■ **Aim**: Write out the full set of records exactly. Any pictures in them do not belong in the copy.

# Start of Task data

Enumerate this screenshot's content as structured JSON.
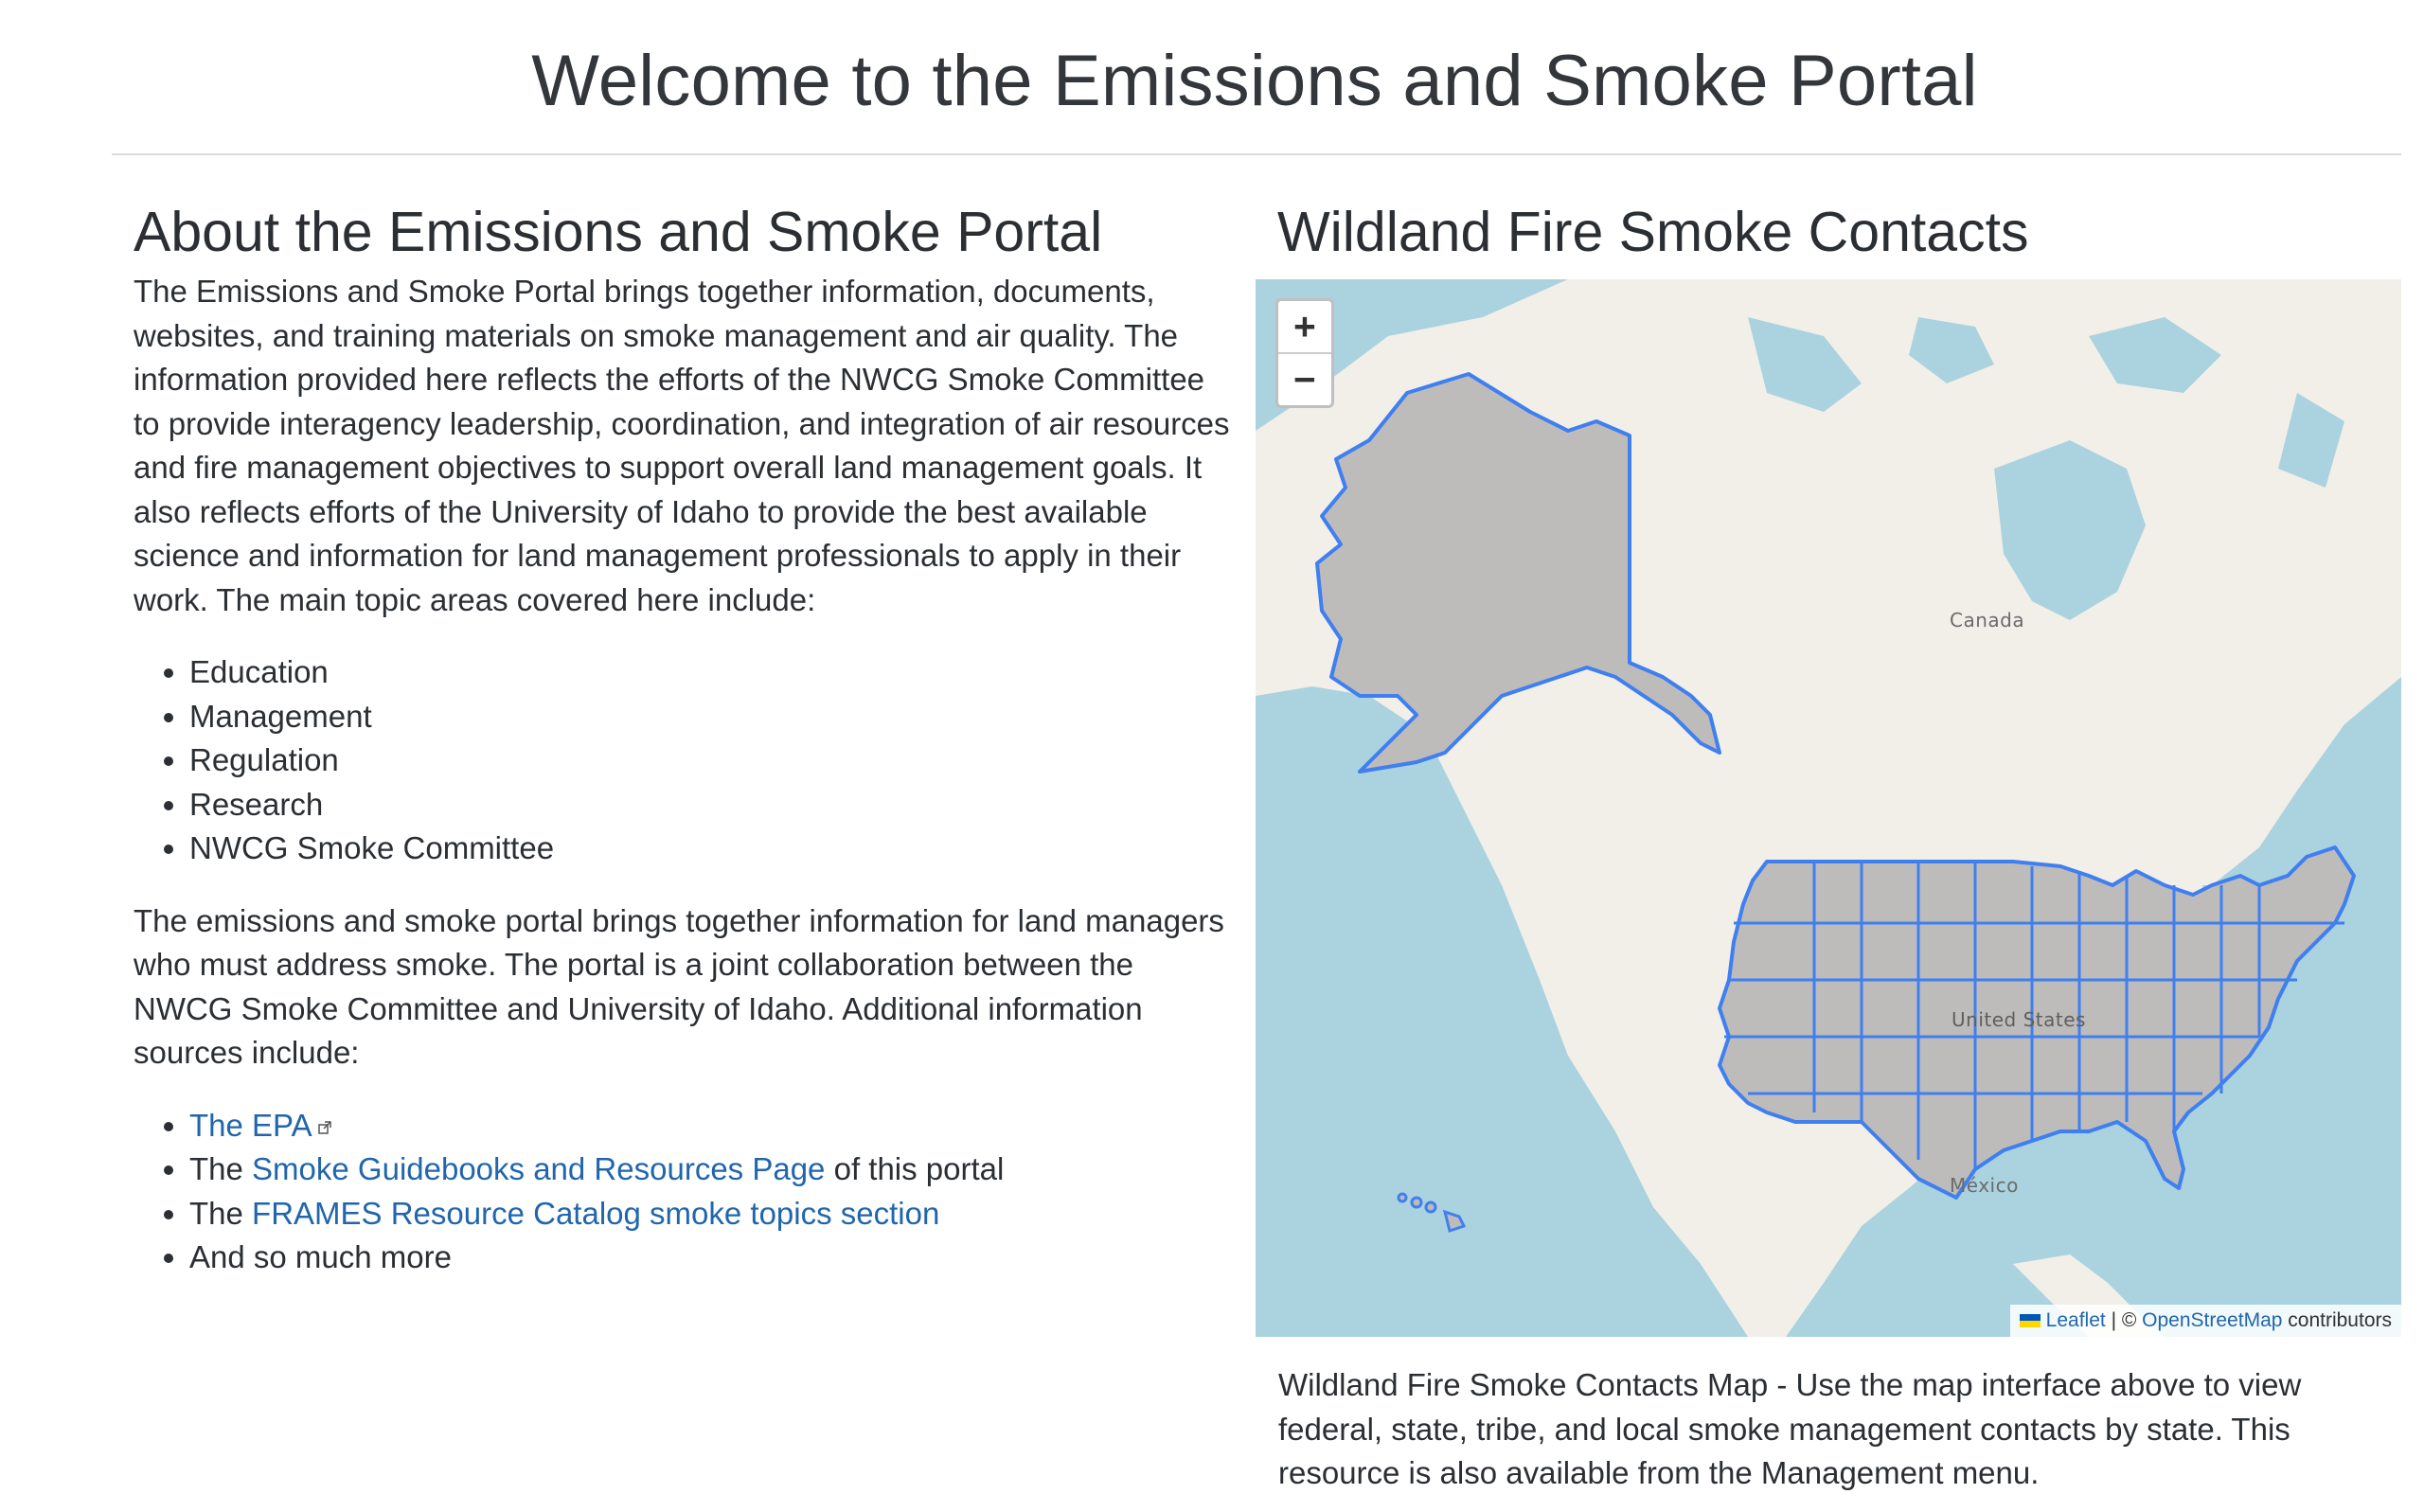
{
  "page": {
    "title": "Welcome to the Emissions and Smoke Portal"
  },
  "about": {
    "heading": "About the Emissions and Smoke Portal",
    "intro": "The Emissions and Smoke Portal brings together information, documents, websites, and training materials on smoke management and air quality. The information provided here reflects the efforts of the NWCG Smoke Committee to provide interagency leadership, coordination, and integration of air resources and fire management objectives to support overall land management goals. It also reflects efforts of the University of Idaho to provide the best available science and information for land management professionals to apply in their work. The main topic areas covered here include:",
    "topics": [
      "Education",
      "Management",
      "Regulation",
      "Research",
      "NWCG Smoke Committee"
    ],
    "second_paragraph": "The emissions and smoke portal brings together information for land managers who must address smoke. The portal is a joint collaboration between the NWCG Smoke Committee and University of Idaho. Additional information sources include:",
    "sources": [
      {
        "prefix": "",
        "link": "The EPA",
        "suffix": ""
      },
      {
        "prefix": "The ",
        "link": "Smoke Guidebooks and Resources Page",
        "suffix": " of this portal"
      },
      {
        "prefix": "The ",
        "link": "FRAMES Resource Catalog smoke topics section",
        "suffix": ""
      },
      {
        "prefix": "",
        "link": "",
        "suffix": "And so much more"
      }
    ]
  },
  "contacts": {
    "heading": "Wildland Fire Smoke Contacts",
    "map": {
      "zoom_in": "+",
      "zoom_out": "−",
      "labels": {
        "canada": "Canada",
        "usa": "United States",
        "mexico": "México"
      },
      "attribution": {
        "leaflet": "Leaflet",
        "sep": " | © ",
        "osm": "OpenStreetMap",
        "tail": " contributors"
      },
      "colors": {
        "water": "#aad3df",
        "land": "#f2efe9",
        "state_fill": "#bdbcba",
        "state_stroke": "#3f7ff0"
      }
    },
    "caption": "Wildland Fire Smoke Contacts Map - Use the map interface above to view federal, state, tribe, and local smoke management contacts by state. This resource is also available from the Management menu."
  }
}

# End of Task data

■ **Output of the task**:
Enumerate this screenshot's content as structured JSON.
{
  "page": {
    "title": "Welcome to the Emissions and Smoke Portal"
  },
  "about": {
    "heading": "About the Emissions and Smoke Portal",
    "intro": "The Emissions and Smoke Portal brings together information, documents, websites, and training materials on smoke management and air quality. The information provided here reflects the efforts of the NWCG Smoke Committee to provide interagency leadership, coordination, and integration of air resources and fire management objectives to support overall land management goals. It also reflects efforts of the University of Idaho to provide the best available science and information for land management professionals to apply in their work. The main topic areas covered here include:",
    "topics": [
      "Education",
      "Management",
      "Regulation",
      "Research",
      "NWCG Smoke Committee"
    ],
    "second_paragraph": "The emissions and smoke portal brings together information for land managers who must address smoke. The portal is a joint collaboration between the NWCG Smoke Committee and University of Idaho. Additional information sources include:",
    "sources": [
      {
        "prefix": "",
        "link": "The EPA",
        "suffix": ""
      },
      {
        "prefix": "The ",
        "link": "Smoke Guidebooks and Resources Page",
        "suffix": " of this portal"
      },
      {
        "prefix": "The ",
        "link": "FRAMES Resource Catalog smoke topics section",
        "suffix": ""
      },
      {
        "prefix": "",
        "link": "",
        "suffix": "And so much more"
      }
    ]
  },
  "contacts": {
    "heading": "Wildland Fire Smoke Contacts",
    "map": {
      "zoom_in": "+",
      "zoom_out": "−",
      "labels": {
        "canada": "Canada",
        "usa": "United States",
        "mexico": "México"
      },
      "attribution": {
        "leaflet": "Leaflet",
        "sep": " | © ",
        "osm": "OpenStreetMap",
        "tail": " contributors"
      },
      "colors": {
        "water": "#aad3df",
        "land": "#f2efe9",
        "state_fill": "#bdbcba",
        "state_stroke": "#3f7ff0"
      }
    },
    "caption": "Wildland Fire Smoke Contacts Map - Use the map interface above to view federal, state, tribe, and local smoke management contacts by state. This resource is also available from the Management menu."
  }
}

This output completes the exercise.